Output the data exactly, with every line intact.

____ EXCERPTED DATA

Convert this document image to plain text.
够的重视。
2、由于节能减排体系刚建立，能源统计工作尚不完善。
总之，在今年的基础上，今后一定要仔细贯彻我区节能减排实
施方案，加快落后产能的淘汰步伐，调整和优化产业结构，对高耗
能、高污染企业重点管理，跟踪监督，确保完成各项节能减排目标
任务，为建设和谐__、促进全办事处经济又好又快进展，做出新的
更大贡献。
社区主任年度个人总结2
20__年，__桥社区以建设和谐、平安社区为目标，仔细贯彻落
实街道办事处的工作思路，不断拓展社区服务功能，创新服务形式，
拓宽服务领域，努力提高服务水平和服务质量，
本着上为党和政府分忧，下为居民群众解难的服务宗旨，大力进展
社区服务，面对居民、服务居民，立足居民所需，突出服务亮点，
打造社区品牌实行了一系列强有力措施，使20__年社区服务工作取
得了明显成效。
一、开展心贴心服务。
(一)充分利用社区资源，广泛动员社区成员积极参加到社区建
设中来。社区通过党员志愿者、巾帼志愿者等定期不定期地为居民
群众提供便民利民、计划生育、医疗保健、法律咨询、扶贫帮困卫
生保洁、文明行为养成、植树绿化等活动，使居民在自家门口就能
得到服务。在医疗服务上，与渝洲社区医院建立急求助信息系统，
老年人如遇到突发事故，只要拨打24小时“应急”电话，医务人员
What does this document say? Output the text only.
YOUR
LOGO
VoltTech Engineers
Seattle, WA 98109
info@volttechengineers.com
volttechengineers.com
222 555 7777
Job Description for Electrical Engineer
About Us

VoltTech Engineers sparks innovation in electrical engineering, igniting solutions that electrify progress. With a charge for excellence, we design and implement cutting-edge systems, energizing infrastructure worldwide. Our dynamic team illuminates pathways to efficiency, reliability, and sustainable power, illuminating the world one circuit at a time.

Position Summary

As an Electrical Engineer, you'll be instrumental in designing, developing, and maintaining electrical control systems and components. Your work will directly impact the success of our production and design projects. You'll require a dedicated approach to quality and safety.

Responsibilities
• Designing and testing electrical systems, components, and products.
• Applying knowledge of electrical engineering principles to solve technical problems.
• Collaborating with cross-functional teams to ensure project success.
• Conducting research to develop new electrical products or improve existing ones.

________

ANSWER TO THE EXERCISE:
Convert this document image to plain text.
够的重视。
2、由于节能减排体系刚建立，能源统计工作尚不完善。
总之，在今年的基础上，今后一定要仔细贯彻我区节能减排实
施方案，加快落后产能的淘汰步伐，调整和优化产业结构，对高耗
能、高污染企业重点管理，跟踪监督，确保完成各项节能减排目标
任务，为建设和谐__、促进全办事处经济又好又快进展，做出新的
更大贡献。
社区主任年度个人总结2
20__年，__桥社区以建设和谐、平安社区为目标，仔细贯彻落
实街道办事处的工作思路，不断拓展社区服务功能，创新服务形式，
拓宽服务领域，努力提高服务水平和服务质量，
本着上为党和政府分忧，下为居民群众解难的服务宗旨，大力进展
社区服务，面对居民、服务居民，立足居民所需，突出服务亮点，
打造社区品牌实行了一系列强有力措施，使20__年社区服务工作取
得了明显成效。
一、开展心贴心服务。
(一)充分利用社区资源，广泛动员社区成员积极参加到社区建
设中来。社区通过党员志愿者、巾帼志愿者等定期不定期地为居民
群众提供便民利民、计划生育、医疗保健、法律咨询、扶贫帮困卫
生保洁、文明行为养成、植树绿化等活动，使居民在自家门口就能
得到服务。在医疗服务上，与渝洲社区医院建立急求助信息系统，
老年人如遇到突发事故，只要拨打24小时“应急”电话，医务人员
What does this document say? Output the text only.
YOUR
LOGO
VoltTech Engineers
Seattle, WA 98109
info@volttechengineers.com
volttechengineers.com
222 555 7777
Job Description for Electrical Engineer
About Us

VoltTech Engineers sparks innovation in electrical engineering, igniting solutions that electrify progress. With a charge for excellence, we design and implement cutting-edge systems, energizing infrastructure worldwide. Our dynamic team illuminates pathways to efficiency, reliability, and sustainable power, illuminating the world one circuit at a time.

Position Summary

As an Electrical Engineer, you'll be instrumental in designing, developing, and maintaining electrical control systems and components. Your work will directly impact the success of our production and design projects. You'll require a dedicated approach to quality and safety.

Responsibilities
• Designing and testing electrical systems, components, and products.
• Applying knowledge of electrical engineering principles to solve technical problems.
• Collaborating with cross-functional teams to ensure project success.
• Conducting research to develop new electrical products or improve existing ones.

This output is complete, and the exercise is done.